What is required: Below are entries. Pull out all lines containing "that".

Extracted data:

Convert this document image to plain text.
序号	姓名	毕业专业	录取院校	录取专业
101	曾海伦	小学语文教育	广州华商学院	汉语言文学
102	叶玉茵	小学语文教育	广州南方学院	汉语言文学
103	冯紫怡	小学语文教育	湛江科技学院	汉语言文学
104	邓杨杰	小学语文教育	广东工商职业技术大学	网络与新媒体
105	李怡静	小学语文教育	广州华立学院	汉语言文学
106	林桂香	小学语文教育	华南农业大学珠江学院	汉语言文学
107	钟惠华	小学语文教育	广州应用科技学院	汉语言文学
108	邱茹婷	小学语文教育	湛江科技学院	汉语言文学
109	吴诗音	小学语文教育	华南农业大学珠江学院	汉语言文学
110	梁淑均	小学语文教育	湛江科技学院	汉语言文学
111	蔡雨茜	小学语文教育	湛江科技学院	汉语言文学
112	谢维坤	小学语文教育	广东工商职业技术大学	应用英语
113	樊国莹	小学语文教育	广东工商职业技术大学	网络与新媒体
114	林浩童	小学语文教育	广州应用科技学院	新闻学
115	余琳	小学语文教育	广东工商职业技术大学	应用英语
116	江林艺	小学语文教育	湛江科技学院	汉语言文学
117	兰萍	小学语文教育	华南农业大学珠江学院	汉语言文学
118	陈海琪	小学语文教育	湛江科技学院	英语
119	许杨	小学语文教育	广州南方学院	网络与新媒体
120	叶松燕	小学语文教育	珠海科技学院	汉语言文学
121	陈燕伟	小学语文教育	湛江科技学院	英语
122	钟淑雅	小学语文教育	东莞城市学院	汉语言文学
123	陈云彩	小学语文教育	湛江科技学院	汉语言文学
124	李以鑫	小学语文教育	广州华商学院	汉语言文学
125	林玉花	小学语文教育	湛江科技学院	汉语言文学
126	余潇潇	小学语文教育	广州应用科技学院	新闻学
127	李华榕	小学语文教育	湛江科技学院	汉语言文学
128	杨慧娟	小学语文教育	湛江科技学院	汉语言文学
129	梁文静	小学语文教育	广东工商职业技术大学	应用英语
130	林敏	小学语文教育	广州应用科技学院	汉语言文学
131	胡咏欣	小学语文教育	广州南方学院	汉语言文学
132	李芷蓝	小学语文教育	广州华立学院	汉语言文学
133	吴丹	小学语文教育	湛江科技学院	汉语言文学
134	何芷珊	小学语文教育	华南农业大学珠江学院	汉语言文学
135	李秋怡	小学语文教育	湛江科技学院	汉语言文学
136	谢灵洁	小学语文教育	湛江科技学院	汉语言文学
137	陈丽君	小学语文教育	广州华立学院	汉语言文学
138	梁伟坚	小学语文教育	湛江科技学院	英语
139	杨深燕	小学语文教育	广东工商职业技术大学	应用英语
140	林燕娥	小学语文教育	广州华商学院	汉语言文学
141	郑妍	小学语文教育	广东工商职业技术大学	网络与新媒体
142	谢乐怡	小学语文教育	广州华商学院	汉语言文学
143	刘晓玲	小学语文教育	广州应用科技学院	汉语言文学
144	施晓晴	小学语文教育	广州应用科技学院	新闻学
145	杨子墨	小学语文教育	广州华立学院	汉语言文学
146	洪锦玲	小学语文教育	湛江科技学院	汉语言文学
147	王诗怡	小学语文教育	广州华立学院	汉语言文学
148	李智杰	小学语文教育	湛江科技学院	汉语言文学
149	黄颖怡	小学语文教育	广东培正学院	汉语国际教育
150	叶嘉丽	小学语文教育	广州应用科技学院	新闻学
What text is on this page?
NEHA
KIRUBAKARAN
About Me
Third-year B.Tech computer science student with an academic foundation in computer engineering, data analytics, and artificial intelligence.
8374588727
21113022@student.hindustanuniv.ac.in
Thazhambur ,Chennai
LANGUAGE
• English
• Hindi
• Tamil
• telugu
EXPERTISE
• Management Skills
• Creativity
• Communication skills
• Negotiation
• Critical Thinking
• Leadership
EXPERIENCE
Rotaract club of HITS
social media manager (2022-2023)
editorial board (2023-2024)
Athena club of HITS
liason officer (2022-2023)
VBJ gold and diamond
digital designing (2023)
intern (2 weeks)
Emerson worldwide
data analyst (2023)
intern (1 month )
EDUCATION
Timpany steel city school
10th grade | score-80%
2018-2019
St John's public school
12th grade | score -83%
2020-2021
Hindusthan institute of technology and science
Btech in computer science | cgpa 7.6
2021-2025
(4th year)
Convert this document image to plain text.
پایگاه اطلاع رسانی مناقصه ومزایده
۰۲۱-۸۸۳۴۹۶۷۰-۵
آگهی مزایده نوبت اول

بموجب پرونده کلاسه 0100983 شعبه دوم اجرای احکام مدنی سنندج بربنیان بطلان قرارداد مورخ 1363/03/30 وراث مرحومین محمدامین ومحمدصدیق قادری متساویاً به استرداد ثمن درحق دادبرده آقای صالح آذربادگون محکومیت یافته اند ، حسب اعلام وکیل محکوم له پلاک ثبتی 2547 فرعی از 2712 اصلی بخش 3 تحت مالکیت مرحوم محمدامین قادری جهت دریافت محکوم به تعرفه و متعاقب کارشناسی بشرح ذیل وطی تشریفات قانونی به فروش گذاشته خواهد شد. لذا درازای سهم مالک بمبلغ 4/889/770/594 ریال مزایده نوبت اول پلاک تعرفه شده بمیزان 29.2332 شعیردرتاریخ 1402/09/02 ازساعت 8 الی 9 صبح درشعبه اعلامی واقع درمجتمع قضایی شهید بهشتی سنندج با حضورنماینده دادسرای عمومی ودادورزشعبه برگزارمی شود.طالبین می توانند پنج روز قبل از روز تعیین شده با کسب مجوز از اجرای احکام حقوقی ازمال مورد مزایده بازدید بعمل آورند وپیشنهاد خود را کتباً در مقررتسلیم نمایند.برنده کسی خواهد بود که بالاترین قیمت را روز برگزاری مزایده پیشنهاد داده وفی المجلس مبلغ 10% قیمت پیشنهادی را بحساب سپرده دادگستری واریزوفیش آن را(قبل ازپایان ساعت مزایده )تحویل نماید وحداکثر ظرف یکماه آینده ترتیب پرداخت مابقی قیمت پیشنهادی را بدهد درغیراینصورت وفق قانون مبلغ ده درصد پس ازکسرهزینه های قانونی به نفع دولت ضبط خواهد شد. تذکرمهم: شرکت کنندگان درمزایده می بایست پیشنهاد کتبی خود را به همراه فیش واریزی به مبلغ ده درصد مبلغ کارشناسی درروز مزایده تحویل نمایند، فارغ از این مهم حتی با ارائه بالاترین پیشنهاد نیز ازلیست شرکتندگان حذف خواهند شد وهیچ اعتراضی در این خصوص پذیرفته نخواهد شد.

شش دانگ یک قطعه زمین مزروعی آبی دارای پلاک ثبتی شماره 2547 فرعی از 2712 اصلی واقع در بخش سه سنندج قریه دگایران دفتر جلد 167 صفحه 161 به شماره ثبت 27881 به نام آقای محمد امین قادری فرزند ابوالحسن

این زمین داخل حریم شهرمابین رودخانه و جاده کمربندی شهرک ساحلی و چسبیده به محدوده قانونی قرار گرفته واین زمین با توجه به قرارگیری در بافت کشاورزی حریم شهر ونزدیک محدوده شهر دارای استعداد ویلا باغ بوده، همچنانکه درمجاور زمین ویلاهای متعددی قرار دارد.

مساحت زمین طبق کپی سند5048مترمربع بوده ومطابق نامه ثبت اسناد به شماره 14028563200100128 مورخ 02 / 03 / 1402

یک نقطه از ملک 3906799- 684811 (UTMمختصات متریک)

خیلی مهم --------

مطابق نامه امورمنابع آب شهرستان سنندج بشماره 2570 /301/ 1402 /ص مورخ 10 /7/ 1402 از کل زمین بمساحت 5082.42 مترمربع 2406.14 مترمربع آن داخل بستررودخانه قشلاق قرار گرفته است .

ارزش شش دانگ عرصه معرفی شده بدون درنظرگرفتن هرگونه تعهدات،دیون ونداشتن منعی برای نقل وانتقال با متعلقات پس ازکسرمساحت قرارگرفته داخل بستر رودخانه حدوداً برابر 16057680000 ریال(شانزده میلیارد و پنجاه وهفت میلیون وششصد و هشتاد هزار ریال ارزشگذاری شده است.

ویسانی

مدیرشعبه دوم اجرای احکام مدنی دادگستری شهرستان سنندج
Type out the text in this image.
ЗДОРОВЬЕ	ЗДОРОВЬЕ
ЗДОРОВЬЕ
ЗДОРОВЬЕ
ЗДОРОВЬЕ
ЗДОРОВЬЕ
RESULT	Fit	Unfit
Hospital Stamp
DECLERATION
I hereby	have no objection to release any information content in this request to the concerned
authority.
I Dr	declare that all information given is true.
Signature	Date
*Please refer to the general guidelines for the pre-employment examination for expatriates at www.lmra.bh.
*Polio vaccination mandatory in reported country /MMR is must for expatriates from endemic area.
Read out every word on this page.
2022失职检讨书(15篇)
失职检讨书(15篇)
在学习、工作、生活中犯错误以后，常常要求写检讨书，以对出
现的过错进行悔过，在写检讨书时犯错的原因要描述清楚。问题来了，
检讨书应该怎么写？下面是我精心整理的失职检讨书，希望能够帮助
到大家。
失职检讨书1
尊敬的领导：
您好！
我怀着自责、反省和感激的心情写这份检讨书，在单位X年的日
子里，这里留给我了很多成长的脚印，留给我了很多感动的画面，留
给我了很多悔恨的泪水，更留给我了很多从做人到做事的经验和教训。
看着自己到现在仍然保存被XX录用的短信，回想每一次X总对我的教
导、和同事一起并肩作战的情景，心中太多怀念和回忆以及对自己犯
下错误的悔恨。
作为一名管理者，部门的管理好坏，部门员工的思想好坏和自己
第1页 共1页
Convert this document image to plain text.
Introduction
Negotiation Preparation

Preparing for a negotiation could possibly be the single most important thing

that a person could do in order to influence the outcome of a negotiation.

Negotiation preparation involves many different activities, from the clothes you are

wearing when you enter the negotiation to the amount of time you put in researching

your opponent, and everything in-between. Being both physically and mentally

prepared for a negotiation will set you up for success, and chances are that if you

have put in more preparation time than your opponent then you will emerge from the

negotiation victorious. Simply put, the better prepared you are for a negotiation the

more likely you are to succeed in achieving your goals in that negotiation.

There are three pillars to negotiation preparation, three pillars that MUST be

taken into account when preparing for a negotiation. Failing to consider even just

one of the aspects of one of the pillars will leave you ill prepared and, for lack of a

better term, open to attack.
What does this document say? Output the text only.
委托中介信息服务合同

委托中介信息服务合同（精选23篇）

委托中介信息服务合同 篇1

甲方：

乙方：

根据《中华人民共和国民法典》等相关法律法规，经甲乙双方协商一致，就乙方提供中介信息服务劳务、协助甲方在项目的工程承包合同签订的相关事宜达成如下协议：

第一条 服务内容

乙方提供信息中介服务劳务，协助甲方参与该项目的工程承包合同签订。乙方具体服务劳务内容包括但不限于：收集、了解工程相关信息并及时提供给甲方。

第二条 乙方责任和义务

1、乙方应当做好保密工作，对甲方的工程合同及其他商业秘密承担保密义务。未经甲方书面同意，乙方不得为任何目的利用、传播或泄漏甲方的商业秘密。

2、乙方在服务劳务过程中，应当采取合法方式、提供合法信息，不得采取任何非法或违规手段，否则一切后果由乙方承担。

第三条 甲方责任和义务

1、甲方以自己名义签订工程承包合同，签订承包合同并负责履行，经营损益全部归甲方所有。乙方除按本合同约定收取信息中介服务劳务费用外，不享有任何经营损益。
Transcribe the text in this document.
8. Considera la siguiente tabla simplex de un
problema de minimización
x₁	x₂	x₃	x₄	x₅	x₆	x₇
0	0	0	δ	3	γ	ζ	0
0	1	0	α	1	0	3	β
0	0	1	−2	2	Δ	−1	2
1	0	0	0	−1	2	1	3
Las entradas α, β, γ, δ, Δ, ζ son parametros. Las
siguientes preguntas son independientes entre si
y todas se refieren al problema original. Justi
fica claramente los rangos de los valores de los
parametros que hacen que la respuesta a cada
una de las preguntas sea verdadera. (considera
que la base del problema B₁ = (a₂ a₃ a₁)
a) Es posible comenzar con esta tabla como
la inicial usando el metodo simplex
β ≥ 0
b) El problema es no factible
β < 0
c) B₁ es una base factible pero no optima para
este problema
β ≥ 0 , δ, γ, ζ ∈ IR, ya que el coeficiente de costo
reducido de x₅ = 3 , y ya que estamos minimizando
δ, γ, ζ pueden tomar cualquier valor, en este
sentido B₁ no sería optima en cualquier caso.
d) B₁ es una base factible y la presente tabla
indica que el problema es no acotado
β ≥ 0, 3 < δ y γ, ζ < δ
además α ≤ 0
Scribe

Solution to this problem:
I Dr	declare that all information given is true.
that a person could do in order to influence the outcome of a negotiation.
prepared for a negotiation will set you up for success, and chances are that if you
more likely you are to succeed in achieving your goals in that negotiation.
There are three pillars to negotiation preparation, three pillars that MUST be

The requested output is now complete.